┌──
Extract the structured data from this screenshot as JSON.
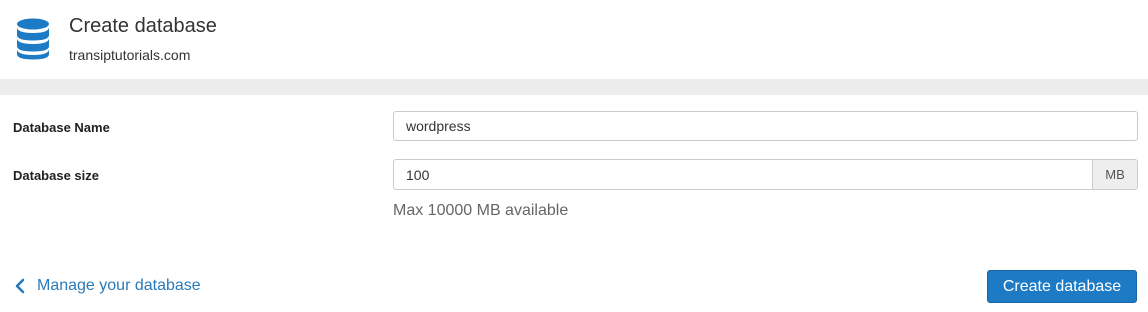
{
  "header": {
    "icon": "database-icon",
    "title": "Create database",
    "subtitle": "transiptutorials.com"
  },
  "form": {
    "name_label": "Database Name",
    "name_value": "wordpress",
    "size_label": "Database size",
    "size_value": "100",
    "size_unit": "MB",
    "size_help": "Max 10000 MB available"
  },
  "footer": {
    "back_icon": "chevron-left-icon",
    "back_label": "Manage your database",
    "submit_label": "Create database"
  },
  "colors": {
    "accent": "#1d7bc5",
    "link": "#2a7ab8",
    "band": "#ececec"
  }
}
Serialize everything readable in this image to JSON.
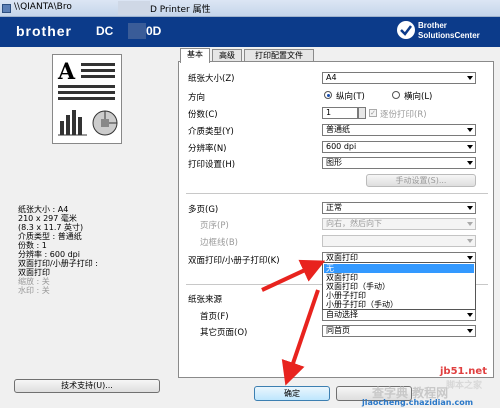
└──
THE EXERCISE> Restate the whole of the material word for word without the pictures.

WORKED SOLUTION>
Extract the structured data from this screenshot as JSON.
{
  "header": {
    "icon": "database-icon",
    "title": "Create database",
    "subtitle": "transiptutorials.com"
  },
  "form": {
    "name_label": "Database Name",
    "name_value": "wordpress",
    "size_label": "Database size",
    "size_value": "100",
    "size_unit": "MB",
    "size_help": "Max 10000 MB available"
  },
  "footer": {
    "back_icon": "chevron-left-icon",
    "back_label": "Manage your database",
    "submit_label": "Create database"
  },
  "colors": {
    "accent": "#1d7bc5",
    "link": "#2a7ab8",
    "band": "#ececec"
  }
}
Serialize everything readable in this image to JSON.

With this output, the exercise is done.